Required work
Find every line in the records below that holds the word "value" and copy it.

--- Start Supplied material ---

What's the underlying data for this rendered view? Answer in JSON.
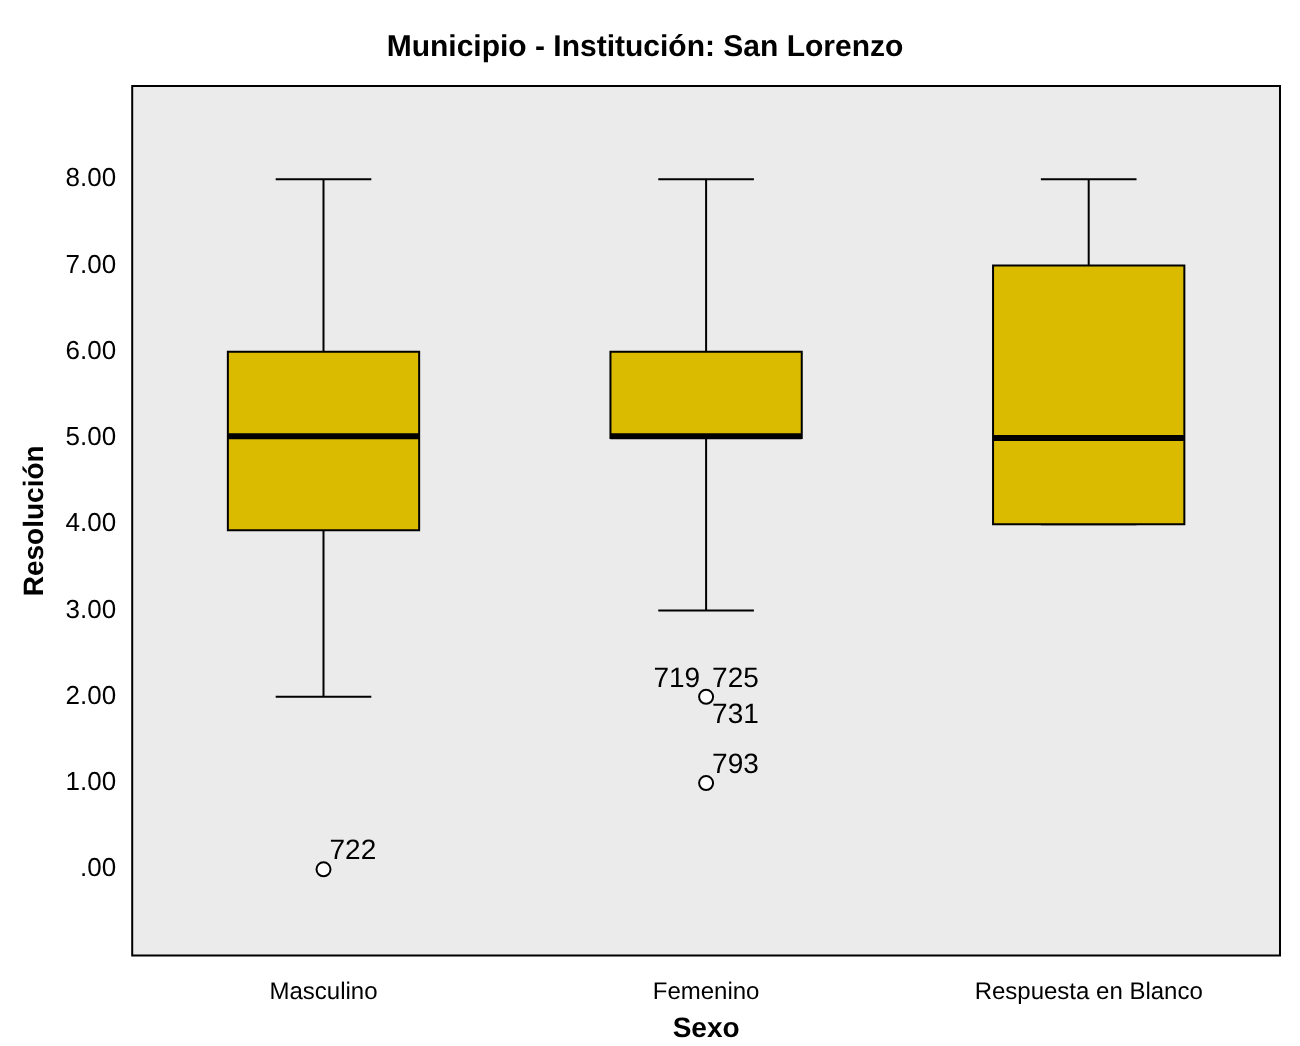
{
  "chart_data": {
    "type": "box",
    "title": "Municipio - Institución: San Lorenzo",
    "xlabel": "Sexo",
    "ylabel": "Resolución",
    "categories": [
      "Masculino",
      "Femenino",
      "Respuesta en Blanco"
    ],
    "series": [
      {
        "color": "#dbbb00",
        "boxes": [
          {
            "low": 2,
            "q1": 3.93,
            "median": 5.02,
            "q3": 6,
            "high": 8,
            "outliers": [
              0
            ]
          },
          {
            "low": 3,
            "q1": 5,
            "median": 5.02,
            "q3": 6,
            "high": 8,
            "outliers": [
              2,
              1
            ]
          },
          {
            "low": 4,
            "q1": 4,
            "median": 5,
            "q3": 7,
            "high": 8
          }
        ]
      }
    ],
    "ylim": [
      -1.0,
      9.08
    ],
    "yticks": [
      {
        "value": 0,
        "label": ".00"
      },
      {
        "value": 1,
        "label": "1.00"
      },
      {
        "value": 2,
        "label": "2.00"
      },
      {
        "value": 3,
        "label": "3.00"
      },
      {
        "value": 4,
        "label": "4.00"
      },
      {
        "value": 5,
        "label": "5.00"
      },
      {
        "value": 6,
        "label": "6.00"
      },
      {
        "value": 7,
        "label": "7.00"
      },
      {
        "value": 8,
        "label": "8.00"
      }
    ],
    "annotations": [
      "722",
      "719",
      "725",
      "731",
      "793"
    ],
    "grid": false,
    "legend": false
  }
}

--- End Supplied material ---

Written response
        "value": 0,
        "value": 1,
        "value": 2,
        "value": 3,
        "value": 4,
        "value": 5,
        "value": 6,
        "value": 7,
        "value": 8,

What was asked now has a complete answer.